OBJECTIVE:
Find the lines holding the word "JSON" and collect them.

A block of data:
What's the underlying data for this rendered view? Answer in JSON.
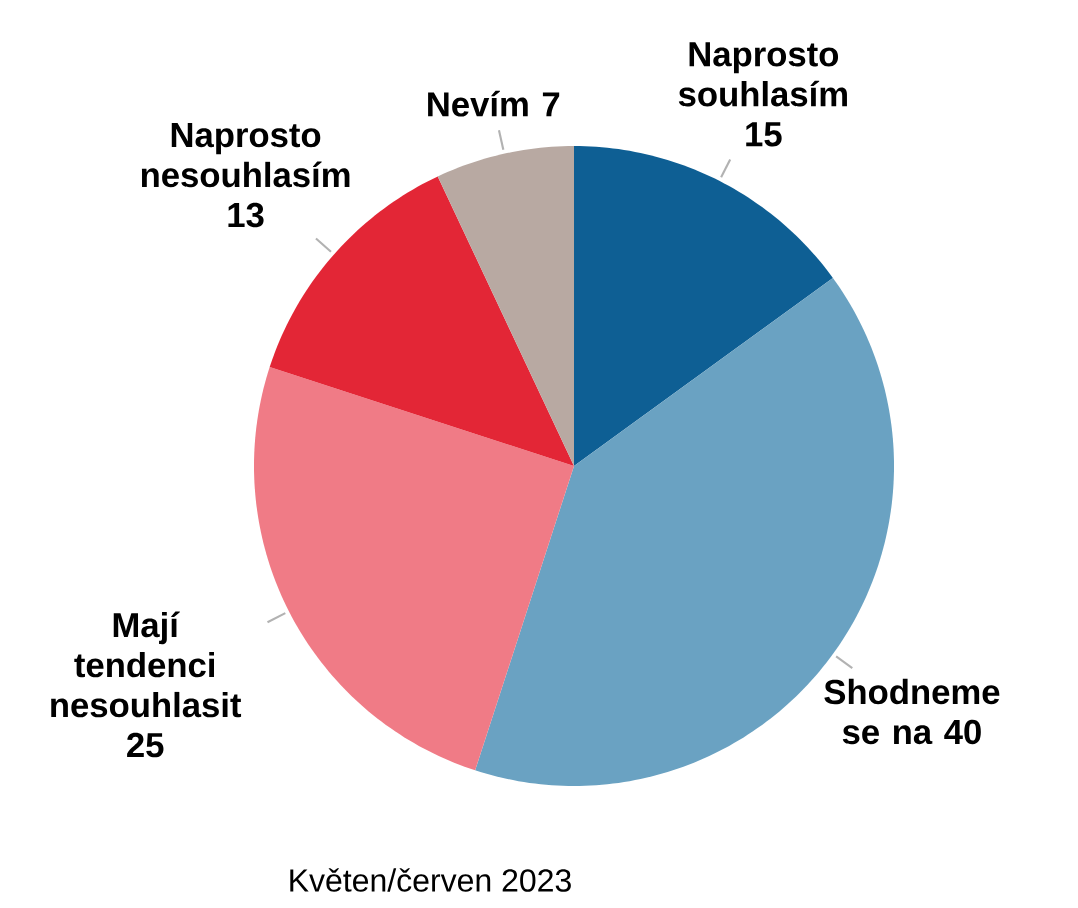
{
  "chart_data": {
    "type": "pie",
    "categories": [
      "Naprosto souhlasím",
      "Shodneme se na",
      "Mají tendenci nesouhlasit",
      "Naprosto nesouhlasím",
      "Nevím"
    ],
    "values": [
      15,
      40,
      25,
      13,
      7
    ],
    "value_labels": [
      "15",
      "40",
      "25",
      "13",
      "7"
    ],
    "colors": [
      "#0e5f94",
      "#6aa2c2",
      "#f07b86",
      "#e32636",
      "#b8a9a2"
    ],
    "annotations": [
      "Květen/červen 2023"
    ]
  }
}
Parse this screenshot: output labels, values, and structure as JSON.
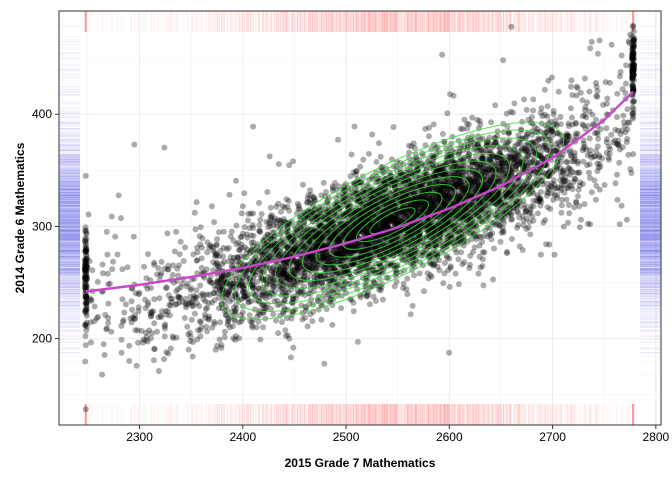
{
  "chart_data": {
    "type": "scatter",
    "title": "",
    "xlabel": "2015 Grade 7 Mathematics",
    "ylabel": "2014 Grade 6 Mathematics",
    "xlim": [
      2222,
      2805
    ],
    "ylim": [
      123,
      492
    ],
    "xticks": [
      2300,
      2400,
      2500,
      2600,
      2700,
      2800
    ],
    "yticks": [
      200,
      300,
      400
    ],
    "grid": true,
    "legend": "none",
    "colors": {
      "points": "#000000",
      "trend": "#cc44cc",
      "density_contours": "#33dd33",
      "x_rug": "#ff5555",
      "y_rug": "#5555ee",
      "grid": "#ebebeb",
      "panel_border": "#333333"
    },
    "point_cloud": {
      "n_points_approx": 9000,
      "x_range": [
        2248,
        2778
      ],
      "y_range": [
        137,
        480
      ],
      "center": [
        2545,
        305
      ],
      "relationship": "strong positive correlation",
      "boundary_clusters": [
        {
          "x": 2248,
          "y_center": 255
        },
        {
          "x": 2778,
          "y_center": 440
        }
      ],
      "sample_points": [
        {
          "x": 2248,
          "y": 137
        },
        {
          "x": 2248,
          "y": 345
        },
        {
          "x": 2295,
          "y": 373
        },
        {
          "x": 2290,
          "y": 180
        },
        {
          "x": 2410,
          "y": 389
        },
        {
          "x": 2593,
          "y": 453
        },
        {
          "x": 2660,
          "y": 478
        },
        {
          "x": 2778,
          "y": 478
        },
        {
          "x": 2765,
          "y": 302
        },
        {
          "x": 2445,
          "y": 200
        }
      ]
    },
    "trend_line": {
      "x": [
        2248,
        2300,
        2350,
        2400,
        2450,
        2500,
        2550,
        2600,
        2650,
        2700,
        2750,
        2778
      ],
      "y": [
        242,
        248,
        255,
        263,
        273,
        285,
        299,
        316,
        336,
        361,
        395,
        420
      ]
    },
    "density_contours": {
      "center": [
        2545,
        305
      ],
      "levels": 12
    }
  }
}
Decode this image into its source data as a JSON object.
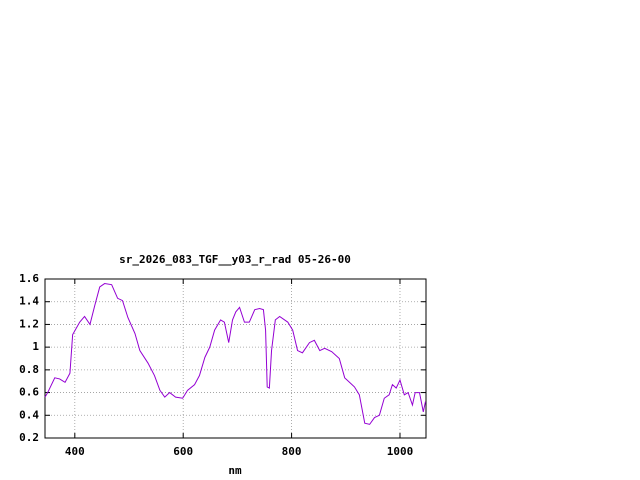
{
  "chart_data": {
    "type": "line",
    "title": "sr_2026_083_TGF__y03_r_rad 05-26-00",
    "xlabel": "nm",
    "x": [
      345,
      350,
      363,
      372,
      382,
      391,
      396,
      409,
      418,
      428,
      437,
      446,
      455,
      468,
      479,
      488,
      498,
      511,
      520,
      535,
      547,
      557,
      566,
      575,
      586,
      599,
      608,
      621,
      630,
      640,
      649,
      658,
      669,
      676,
      684,
      691,
      697,
      704,
      713,
      722,
      732,
      741,
      748,
      752,
      755,
      759,
      763,
      770,
      778,
      793,
      802,
      811,
      820,
      833,
      842,
      852,
      861,
      874,
      888,
      898,
      907,
      916,
      925,
      935,
      944,
      953,
      962,
      971,
      980,
      986,
      993,
      1000,
      1008,
      1015,
      1023,
      1028,
      1036,
      1043,
      1047
    ],
    "series": [
      {
        "color": "#9400d3",
        "values": [
          0.56,
          0.6,
          0.73,
          0.72,
          0.69,
          0.77,
          1.11,
          1.22,
          1.27,
          1.2,
          1.37,
          1.53,
          1.56,
          1.55,
          1.43,
          1.41,
          1.26,
          1.12,
          0.97,
          0.86,
          0.75,
          0.62,
          0.56,
          0.6,
          0.56,
          0.55,
          0.62,
          0.67,
          0.75,
          0.91,
          1.0,
          1.15,
          1.24,
          1.22,
          1.04,
          1.24,
          1.31,
          1.35,
          1.22,
          1.22,
          1.33,
          1.34,
          1.33,
          1.15,
          0.65,
          0.64,
          0.97,
          1.24,
          1.27,
          1.22,
          1.15,
          0.97,
          0.95,
          1.04,
          1.06,
          0.97,
          0.99,
          0.96,
          0.9,
          0.73,
          0.69,
          0.65,
          0.58,
          0.33,
          0.32,
          0.38,
          0.4,
          0.55,
          0.58,
          0.67,
          0.64,
          0.71,
          0.58,
          0.6,
          0.49,
          0.6,
          0.6,
          0.43,
          0.52
        ]
      }
    ],
    "xlim": [
      345,
      1048
    ],
    "ylim": [
      0.2,
      1.6
    ],
    "xticks": [
      400,
      600,
      800,
      1000
    ],
    "yticks": [
      0.2,
      0.4,
      0.6,
      0.8,
      1,
      1.2,
      1.4,
      1.6
    ],
    "grid": true
  }
}
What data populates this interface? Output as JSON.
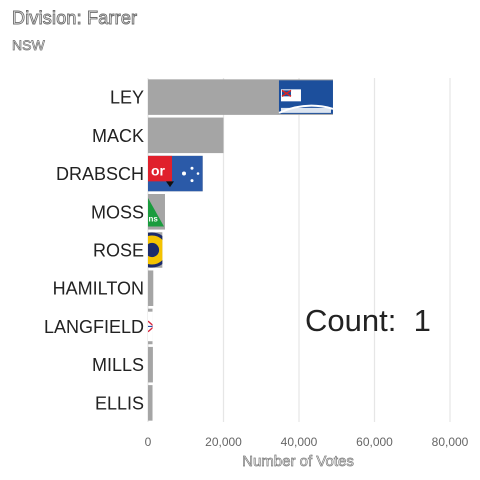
{
  "chart_data": {
    "type": "bar",
    "orientation": "horizontal",
    "title": "Division: Farrer",
    "subtitle": "NSW",
    "xlabel": "Number of Votes",
    "ylabel": "",
    "xlim": [
      0,
      80000
    ],
    "x_ticks": [
      0,
      20000,
      40000,
      60000,
      80000
    ],
    "x_tick_labels": [
      "0",
      "20,000",
      "40,000",
      "60,000",
      "80,000"
    ],
    "grid": true,
    "legend": "none",
    "bar_color": "#a5a5a5",
    "categories": [
      "LEY",
      "MACK",
      "DRABSCH",
      "MOSS",
      "ROSE",
      "HAMILTON",
      "LANGFIELD",
      "MILLS",
      "ELLIS"
    ],
    "values": [
      49000,
      20000,
      14500,
      4500,
      3800,
      1400,
      1200,
      1300,
      1200
    ],
    "party_logos": [
      "liberal-logo",
      "",
      "labor-logo",
      "greens-logo",
      "one-nation-logo",
      "",
      "party-logo",
      "",
      ""
    ],
    "annotation": {
      "label": "Count:",
      "value": "1"
    }
  }
}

OUTPUT BELOW:
What's the underlying data for this rendered view? Answer in JSON.
Parse this screenshot: output labels, values, and structure as JSON.
Decode this image into its source data as a JSON object.
What data populates this interface? Output as JSON.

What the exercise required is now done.